▶ EXERCISE PROMPT:
Each line of the listing must be transcribed exactly, except for the images, which should be excluded.
[begin RECORDS]
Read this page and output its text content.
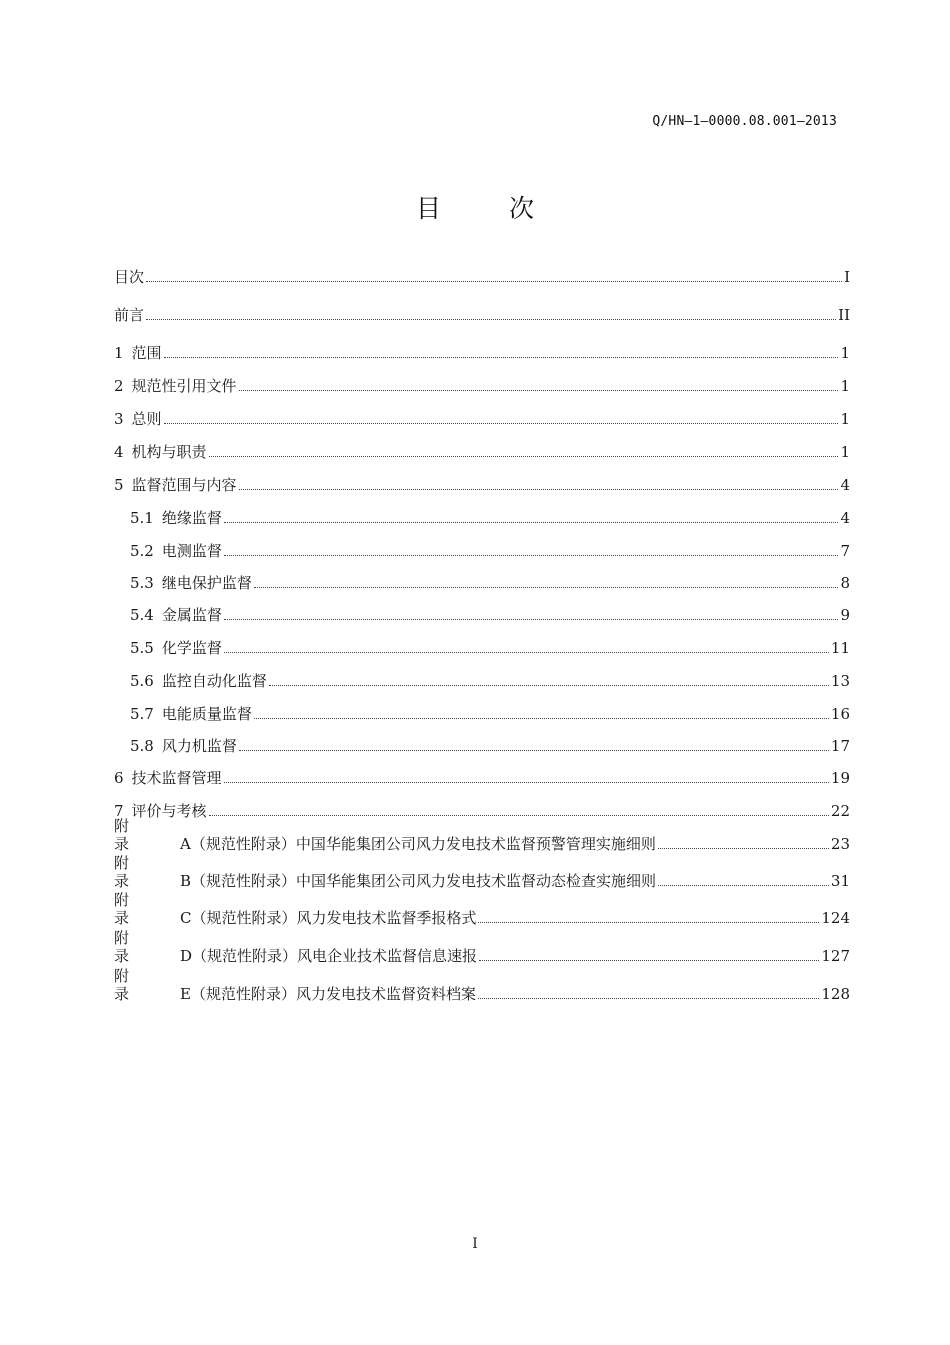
Q/HN—1—0000.08.001—2013
目 次
目次	I
前言	II
1 范围	1
2 规范性引用文件	1
3 总则	1
4 机构与职责	1
5 监督范围与内容	4
5.1 绝缘监督	4
5.2 电测监督	7
5.3 继电保护监督	8
5.4 金属监督	9
5.5 化学监督	11
5.6 监控自动化监督	13
5.7 电能质量监督	16
5.8 风力机监督	17
6 技术监督管理	19
7 评价与考核	22
附 录	A（规范性附录）中国华能集团公司风力发电技术监督预警管理实施细则	23
附 录	B（规范性附录）中国华能集团公司风力发电技术监督动态检查实施细则	31
附 录	C（规范性附录）风力发电技术监督季报格式	124
附 录	D（规范性附录）风电企业技术监督信息速报	127
附 录	E（规范性附录）风力发电技术监督资料档案	128
I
[end RECORDS]
▶ ANSWER IN FULL:
Read this page and output its text content.
Q/HN—1—0000.08.001—2013
目 次
目次	I
前言	II
1 范围	1
2 规范性引用文件	1
3 总则	1
4 机构与职责	1
5 监督范围与内容	4
5.1 绝缘监督	4
5.2 电测监督	7
5.3 继电保护监督	8
5.4 金属监督	9
5.5 化学监督	11
5.6 监控自动化监督	13
5.7 电能质量监督	16
5.8 风力机监督	17
6 技术监督管理	19
7 评价与考核	22
附 录	A（规范性附录）中国华能集团公司风力发电技术监督预警管理实施细则	23
附 录	B（规范性附录）中国华能集团公司风力发电技术监督动态检查实施细则	31
附 录	C（规范性附录）风力发电技术监督季报格式	124
附 录	D（规范性附录）风电企业技术监督信息速报	127
附 录	E（规范性附录）风力发电技术监督资料档案	128
I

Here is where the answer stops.